## Request
Show, in full, each line of the data that contains "whistleblower".

## Data for this task

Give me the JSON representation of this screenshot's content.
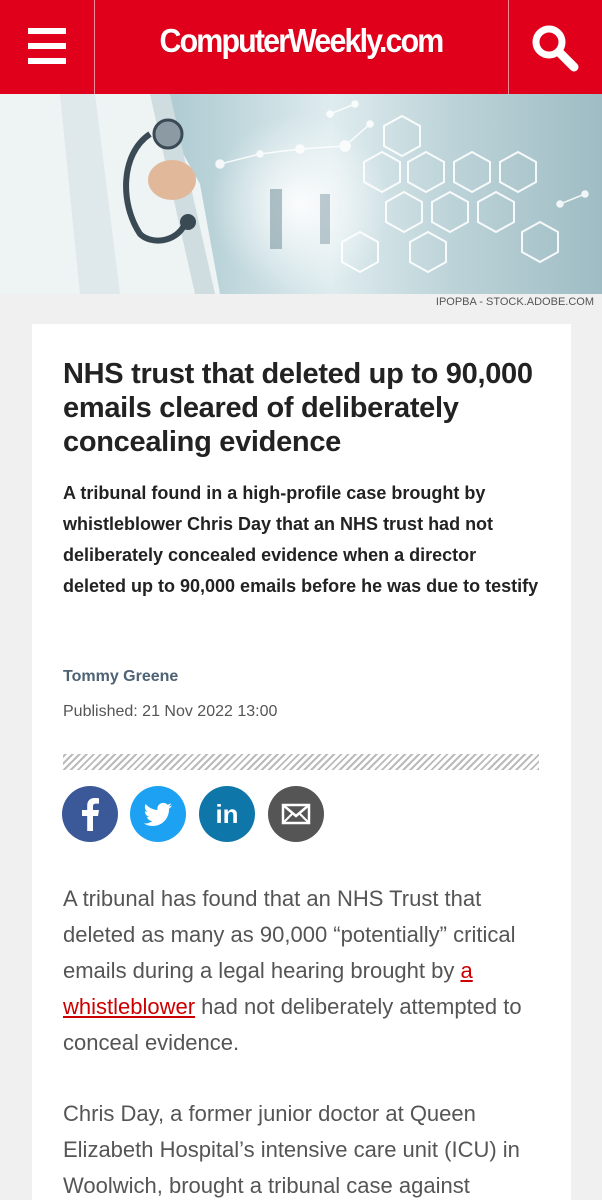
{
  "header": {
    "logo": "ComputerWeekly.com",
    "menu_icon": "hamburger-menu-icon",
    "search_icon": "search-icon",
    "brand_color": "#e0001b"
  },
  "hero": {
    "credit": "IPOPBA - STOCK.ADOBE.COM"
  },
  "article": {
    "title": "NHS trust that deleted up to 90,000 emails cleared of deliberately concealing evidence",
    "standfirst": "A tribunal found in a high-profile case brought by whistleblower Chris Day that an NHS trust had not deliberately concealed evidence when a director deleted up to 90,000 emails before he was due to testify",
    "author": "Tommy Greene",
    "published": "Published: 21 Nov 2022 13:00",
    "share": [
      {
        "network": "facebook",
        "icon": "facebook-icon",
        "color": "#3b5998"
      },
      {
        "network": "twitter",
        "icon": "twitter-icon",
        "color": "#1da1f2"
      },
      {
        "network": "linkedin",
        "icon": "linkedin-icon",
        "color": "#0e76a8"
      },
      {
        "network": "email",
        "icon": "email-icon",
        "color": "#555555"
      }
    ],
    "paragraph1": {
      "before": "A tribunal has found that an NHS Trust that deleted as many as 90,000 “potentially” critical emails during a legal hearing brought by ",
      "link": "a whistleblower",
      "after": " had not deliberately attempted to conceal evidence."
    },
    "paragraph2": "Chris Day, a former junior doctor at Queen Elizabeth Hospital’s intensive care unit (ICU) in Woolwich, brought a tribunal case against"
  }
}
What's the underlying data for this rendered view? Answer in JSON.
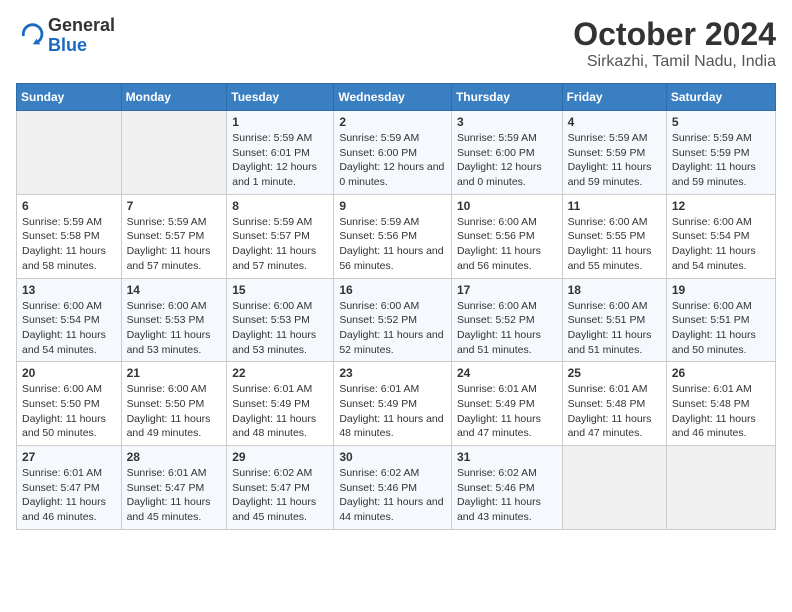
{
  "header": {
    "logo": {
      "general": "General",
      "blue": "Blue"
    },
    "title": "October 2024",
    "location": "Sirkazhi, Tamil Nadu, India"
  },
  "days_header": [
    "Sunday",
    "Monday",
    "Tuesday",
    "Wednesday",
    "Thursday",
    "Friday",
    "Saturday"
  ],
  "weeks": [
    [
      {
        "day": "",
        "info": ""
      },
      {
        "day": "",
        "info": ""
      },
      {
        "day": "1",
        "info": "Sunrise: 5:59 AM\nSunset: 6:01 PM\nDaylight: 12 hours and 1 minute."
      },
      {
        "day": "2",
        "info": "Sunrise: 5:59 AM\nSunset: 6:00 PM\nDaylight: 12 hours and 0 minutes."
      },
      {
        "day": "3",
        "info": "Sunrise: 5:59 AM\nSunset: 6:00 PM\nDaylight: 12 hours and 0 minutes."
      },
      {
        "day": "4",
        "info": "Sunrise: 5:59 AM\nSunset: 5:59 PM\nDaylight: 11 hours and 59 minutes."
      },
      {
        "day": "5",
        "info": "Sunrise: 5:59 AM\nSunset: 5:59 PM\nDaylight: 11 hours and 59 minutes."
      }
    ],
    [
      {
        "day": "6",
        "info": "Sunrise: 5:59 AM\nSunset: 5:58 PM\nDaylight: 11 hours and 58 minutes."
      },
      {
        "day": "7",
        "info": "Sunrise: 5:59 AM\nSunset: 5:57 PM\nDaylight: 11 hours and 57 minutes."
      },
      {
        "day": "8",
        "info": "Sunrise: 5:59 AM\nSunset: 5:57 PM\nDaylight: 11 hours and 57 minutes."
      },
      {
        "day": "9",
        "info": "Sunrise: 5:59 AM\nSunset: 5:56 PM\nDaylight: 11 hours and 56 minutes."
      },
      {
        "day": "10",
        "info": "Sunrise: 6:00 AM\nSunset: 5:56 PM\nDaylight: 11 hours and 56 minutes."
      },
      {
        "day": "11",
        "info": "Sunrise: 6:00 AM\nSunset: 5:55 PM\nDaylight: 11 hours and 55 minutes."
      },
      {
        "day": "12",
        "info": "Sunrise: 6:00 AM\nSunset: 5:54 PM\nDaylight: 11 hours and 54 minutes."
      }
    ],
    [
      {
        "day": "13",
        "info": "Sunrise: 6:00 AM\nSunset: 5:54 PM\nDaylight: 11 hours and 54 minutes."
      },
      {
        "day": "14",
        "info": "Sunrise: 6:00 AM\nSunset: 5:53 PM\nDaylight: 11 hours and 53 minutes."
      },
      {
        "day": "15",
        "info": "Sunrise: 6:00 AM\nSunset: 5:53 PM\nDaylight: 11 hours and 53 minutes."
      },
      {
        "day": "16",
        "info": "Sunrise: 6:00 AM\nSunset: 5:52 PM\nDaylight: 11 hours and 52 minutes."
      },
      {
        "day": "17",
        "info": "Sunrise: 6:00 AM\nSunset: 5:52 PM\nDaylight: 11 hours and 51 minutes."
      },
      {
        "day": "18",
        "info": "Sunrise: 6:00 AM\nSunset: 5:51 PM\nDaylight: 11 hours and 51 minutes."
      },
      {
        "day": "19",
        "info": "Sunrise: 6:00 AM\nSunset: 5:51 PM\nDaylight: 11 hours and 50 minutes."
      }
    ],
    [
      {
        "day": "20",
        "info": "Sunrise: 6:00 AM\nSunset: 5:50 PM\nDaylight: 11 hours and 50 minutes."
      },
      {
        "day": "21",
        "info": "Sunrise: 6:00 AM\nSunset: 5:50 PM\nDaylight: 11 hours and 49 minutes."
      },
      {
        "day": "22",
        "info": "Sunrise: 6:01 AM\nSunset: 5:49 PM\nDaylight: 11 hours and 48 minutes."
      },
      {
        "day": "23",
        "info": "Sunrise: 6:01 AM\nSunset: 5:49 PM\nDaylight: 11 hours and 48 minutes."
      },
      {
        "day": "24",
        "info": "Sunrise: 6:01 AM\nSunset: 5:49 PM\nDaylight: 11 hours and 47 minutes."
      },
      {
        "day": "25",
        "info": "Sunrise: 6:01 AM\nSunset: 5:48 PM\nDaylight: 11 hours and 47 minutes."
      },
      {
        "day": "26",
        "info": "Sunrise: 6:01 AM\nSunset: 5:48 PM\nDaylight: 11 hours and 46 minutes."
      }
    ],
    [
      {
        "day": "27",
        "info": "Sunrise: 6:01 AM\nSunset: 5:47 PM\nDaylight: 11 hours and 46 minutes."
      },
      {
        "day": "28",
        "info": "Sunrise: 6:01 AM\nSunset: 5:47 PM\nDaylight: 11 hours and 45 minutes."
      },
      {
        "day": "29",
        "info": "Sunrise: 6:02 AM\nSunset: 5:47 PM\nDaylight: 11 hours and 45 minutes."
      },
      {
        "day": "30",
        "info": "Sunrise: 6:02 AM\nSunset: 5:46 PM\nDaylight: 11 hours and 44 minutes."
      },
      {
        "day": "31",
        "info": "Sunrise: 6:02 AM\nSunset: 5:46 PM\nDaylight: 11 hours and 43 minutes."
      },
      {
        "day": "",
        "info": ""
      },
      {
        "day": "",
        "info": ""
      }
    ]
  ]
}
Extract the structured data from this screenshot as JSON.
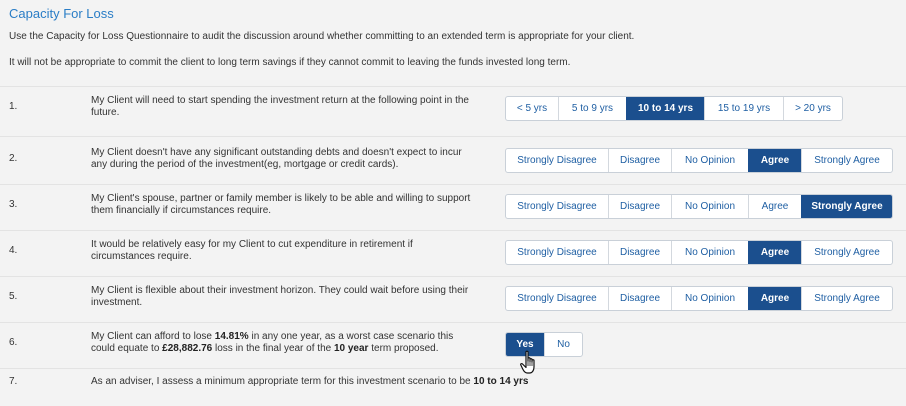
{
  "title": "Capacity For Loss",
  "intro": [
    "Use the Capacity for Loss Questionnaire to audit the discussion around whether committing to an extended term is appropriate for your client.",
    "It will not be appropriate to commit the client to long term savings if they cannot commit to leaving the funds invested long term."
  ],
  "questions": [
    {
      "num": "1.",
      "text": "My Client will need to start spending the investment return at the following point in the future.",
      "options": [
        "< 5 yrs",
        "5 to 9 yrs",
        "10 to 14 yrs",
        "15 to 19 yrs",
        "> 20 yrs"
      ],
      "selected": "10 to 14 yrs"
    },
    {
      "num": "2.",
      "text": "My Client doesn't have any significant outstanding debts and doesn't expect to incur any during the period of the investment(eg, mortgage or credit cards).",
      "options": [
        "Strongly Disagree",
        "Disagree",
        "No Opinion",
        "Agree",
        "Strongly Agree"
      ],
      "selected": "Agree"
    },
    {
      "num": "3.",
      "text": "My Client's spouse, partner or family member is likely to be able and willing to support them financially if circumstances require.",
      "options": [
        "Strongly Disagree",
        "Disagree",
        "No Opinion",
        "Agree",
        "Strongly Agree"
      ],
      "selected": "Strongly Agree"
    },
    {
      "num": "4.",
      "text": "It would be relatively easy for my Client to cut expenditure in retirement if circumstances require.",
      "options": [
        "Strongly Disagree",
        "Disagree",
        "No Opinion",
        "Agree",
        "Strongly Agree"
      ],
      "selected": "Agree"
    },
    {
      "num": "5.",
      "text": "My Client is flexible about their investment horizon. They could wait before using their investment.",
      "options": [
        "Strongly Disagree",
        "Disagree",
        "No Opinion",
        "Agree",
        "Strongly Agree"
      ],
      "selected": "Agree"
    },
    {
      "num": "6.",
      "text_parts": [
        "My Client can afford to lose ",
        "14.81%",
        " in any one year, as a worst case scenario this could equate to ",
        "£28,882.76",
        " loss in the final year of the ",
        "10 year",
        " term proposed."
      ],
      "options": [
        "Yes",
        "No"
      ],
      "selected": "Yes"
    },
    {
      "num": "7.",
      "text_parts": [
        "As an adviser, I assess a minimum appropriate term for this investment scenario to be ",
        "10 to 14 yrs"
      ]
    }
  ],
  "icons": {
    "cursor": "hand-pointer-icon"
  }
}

## Result for this task
    "standfirst": "A tribunal found in a high-profile case brought by whistleblower Chris Day that an NHS trust had not deliberately concealed evidence when a director deleted up to 90,000 emails before he was due to testify",
      "link": "a whistleblower",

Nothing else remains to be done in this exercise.